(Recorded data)

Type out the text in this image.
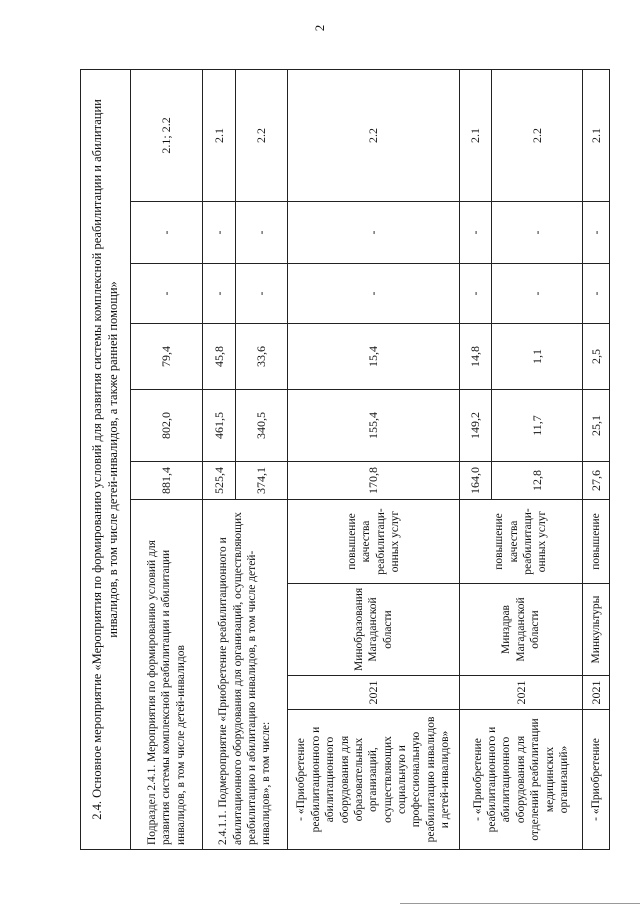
2
2.4. Основное мероприятие «Мероприятия по формированию условий для развития системы комплексной реабилитации и абилитации инвалидов, в том числе детей-инвалидов, а также ранней помощи»									
Подраздел 2.4.1. Мероприятия по формированию условий для развития системы комплексной реабилитации и абилитации инвалидов, в том числе детей-инвалидов				881,4	802,0	79,4	-	-	2.1; 2.2
2.4.1.1. Подмероприятие «Приобретение реабилитационного и абилитационного оборудования для организаций, осуществляющих реабилитацию и абилитацию инвалидов, в том числе детей-инвалидов», в том числе:				525,4	461,5	45,8	-	-	2.1
				374,1	340,5	33,6	-	-	2.2
- «Приобретение реабилитационного и абилитационного оборудования для образовательных организаций, осуществляющих социальную и профессиональную реабилитацию инвалидов и детей-инвалидов»	2021	Минобразования Магаданской области	повышение качества реабилитаци-онных услуг	170,8	155,4	15,4	-	-	2.2
- «Приобретение реабилитационного и абилитационного оборудования для отделений реабилитации медицинских организаций»	2021	Минздрав Магаданской области	повышение качества реабилитаци-онных услуг	164,0	149,2	14,8	-	-	2.1
				12,8	11,7	1,1	-	-	2.2
- «Приобретение	2021	Минкультуры	повышение	27,6	25,1	2,5	-	-	2.1
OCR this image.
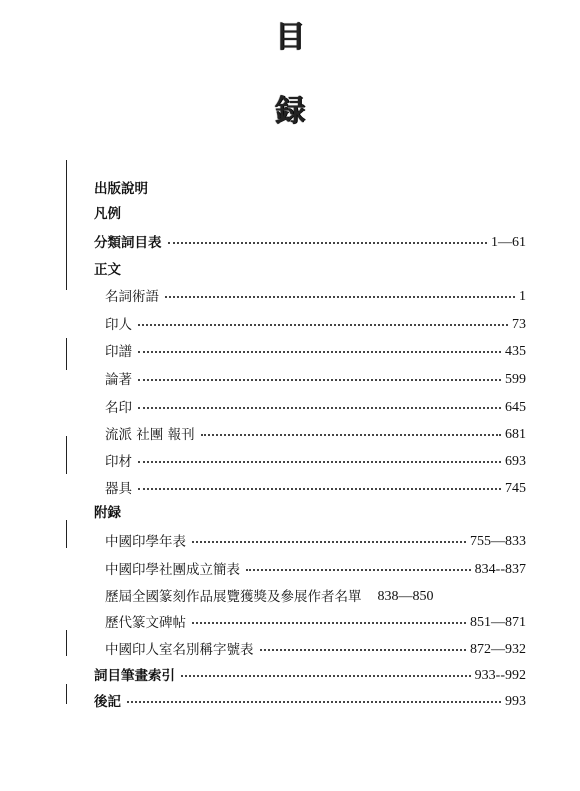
目
録
出版說明
凡例
分類詞目表	1—61
正文
名詞術語	1
印人	73
印譜	435
論著	599
名印	645
流派 社團 報刊	681
印材	693
器具	745
附録
中國印學年表	755—833
中國印學社團成立簡表	834--837
歷屆全國篆刻作品展覽獲獎及參展作者名單 838—850
歷代篆文碑帖	851—871
中國印人室名別稱字號表	872—932
詞目筆畫索引	933--992
後記	993
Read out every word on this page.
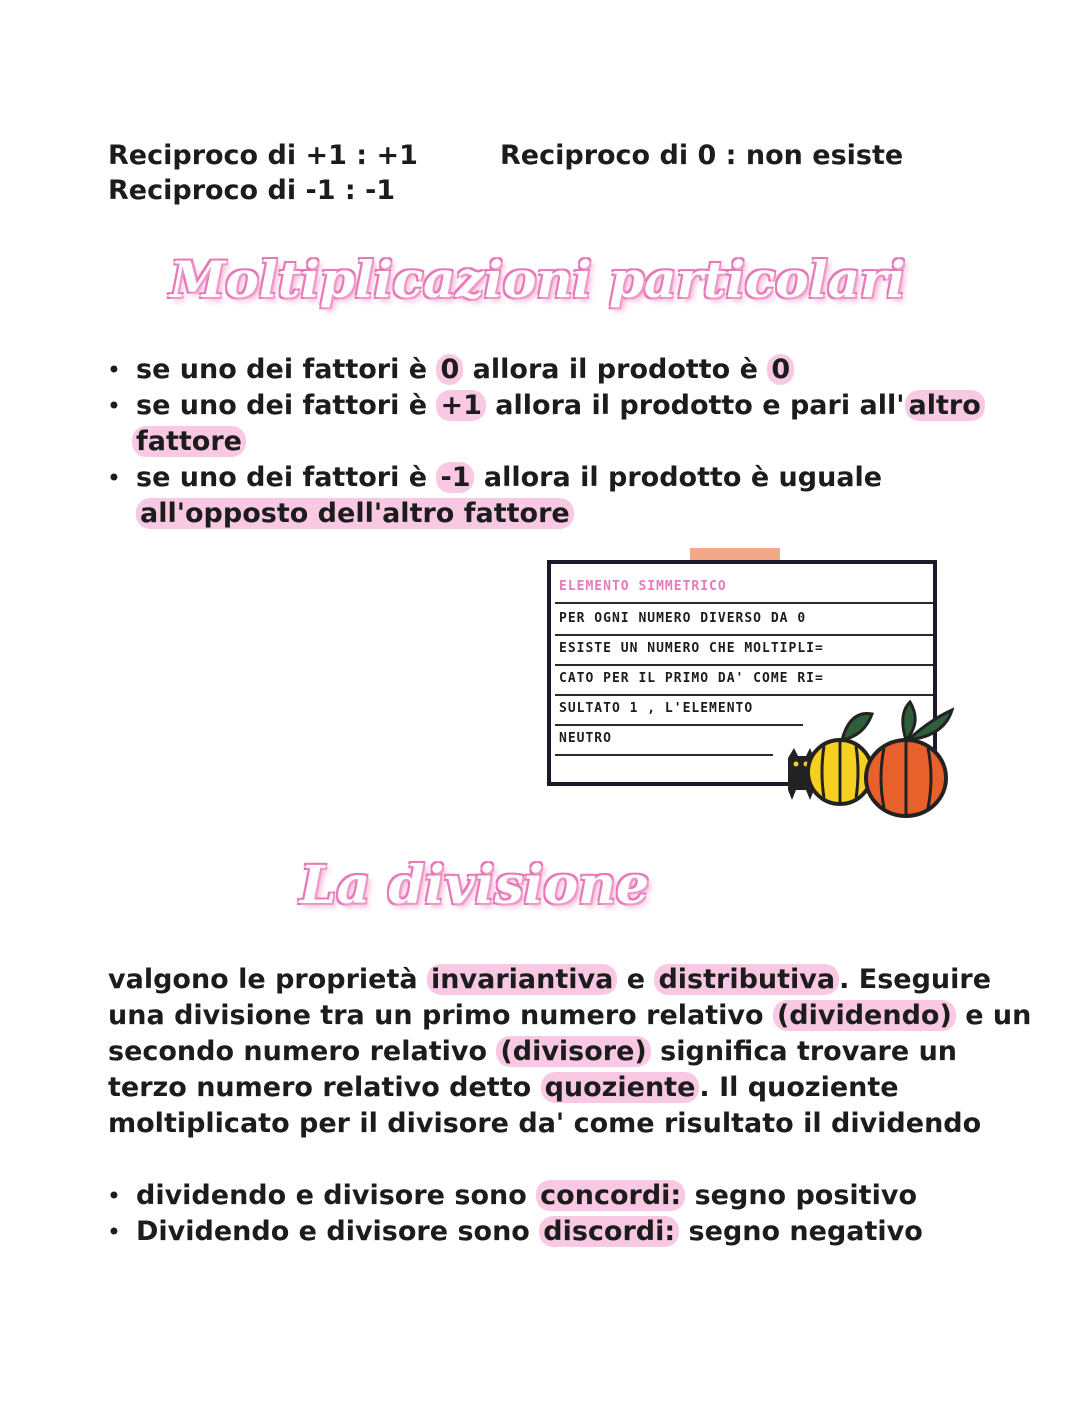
Reciproco di +1 : +1
Reciproco di -1 : -1
Reciproco di 0 : non esiste
Moltiplicazioni particolari
• se uno dei fattori è 0 allora il prodotto è 0
• se uno dei fattori è +1 allora il prodotto e pari all' altro
fattore
• se uno dei fattori è -1 allora il prodotto è uguale
all'opposto dell'altro fattore
ELEMENTO SIMMETRICO
PER OGNI NUMERO DIVERSO DA 0
ESISTE UN NUMERO CHE MOLTIPLI=
CATO PER IL PRIMO DA' COME RI=
SULTATO 1 , L'ELEMENTO
NEUTRO
La divisione
valgono le proprietà invariantiva e distributiva . Eseguire
una divisione tra un primo numero relativo (dividendo) e un
secondo numero relativo (divisore) significa trovare un
terzo numero relativo detto quoziente . Il quoziente
moltiplicato per il divisore da' come risultato il dividendo
• dividendo e divisore sono concordi: segno positivo
• Dividendo e divisore sono discordi: segno negativo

## REQUIRED TASK:
Give back the entries verbatim. Do not include any picture.

## SOLUTION FOR THIS PROBLEM:
Type out the text in this image.
2
2.4. Основное мероприятие «Мероприятия по формированию условий для развития системы комплексной реабилитации и абилитации инвалидов, в том числе детей-инвалидов, а также ранней помощи»									
Подраздел 2.4.1. Мероприятия по формированию условий для развития системы комплексной реабилитации и абилитации инвалидов, в том числе детей-инвалидов				881,4	802,0	79,4	-	-	2.1; 2.2
2.4.1.1. Подмероприятие «Приобретение реабилитационного и абилитационного оборудования для организаций, осуществляющих реабилитацию и абилитацию инвалидов, в том числе детей-инвалидов», в том числе:				525,4	461,5	45,8	-	-	2.1
				374,1	340,5	33,6	-	-	2.2
- «Приобретение реабилитационного и абилитационного оборудования для образовательных организаций, осуществляющих социальную и профессиональную реабилитацию инвалидов и детей-инвалидов»	2021	Минобразования Магаданской области	повышение качества реабилитаци-онных услуг	170,8	155,4	15,4	-	-	2.2
- «Приобретение реабилитационного и абилитационного оборудования для отделений реабилитации медицинских организаций»	2021	Минздрав Магаданской области	повышение качества реабилитаци-онных услуг	164,0	149,2	14,8	-	-	2.1
				12,8	11,7	1,1	-	-	2.2
- «Приобретение	2021	Минкультуры	повышение	27,6	25,1	2,5	-	-	2.1
OCR this image.
目
録
出版說明
凡例
分類詞目表	1—61
正文
名詞術語	1
印人	73
印譜	435
論著	599
名印	645
流派 社團 報刊	681
印材	693
器具	745
附録
中國印學年表	755—833
中國印學社團成立簡表	834--837
歷屆全國篆刻作品展覽獲獎及參展作者名單 838—850
歷代篆文碑帖	851—871
中國印人室名別稱字號表	872—932
詞目筆畫索引	933--992
後記	993
Read out every word on this page.
Reciproco di +1 : +1
Reciproco di -1 : -1
Reciproco di 0 : non esiste
Moltiplicazioni particolari
• se uno dei fattori è 0 allora il prodotto è 0
• se uno dei fattori è +1 allora il prodotto e pari all' altro
fattore
• se uno dei fattori è -1 allora il prodotto è uguale
all'opposto dell'altro fattore
ELEMENTO SIMMETRICO
PER OGNI NUMERO DIVERSO DA 0
ESISTE UN NUMERO CHE MOLTIPLI=
CATO PER IL PRIMO DA' COME RI=
SULTATO 1 , L'ELEMENTO
NEUTRO
La divisione
valgono le proprietà invariantiva e distributiva . Eseguire
una divisione tra un primo numero relativo (dividendo) e un
secondo numero relativo (divisore) significa trovare un
terzo numero relativo detto quoziente . Il quoziente
moltiplicato per il divisore da' come risultato il dividendo
• dividendo e divisore sono concordi: segno positivo
• Dividendo e divisore sono discordi: segno negativo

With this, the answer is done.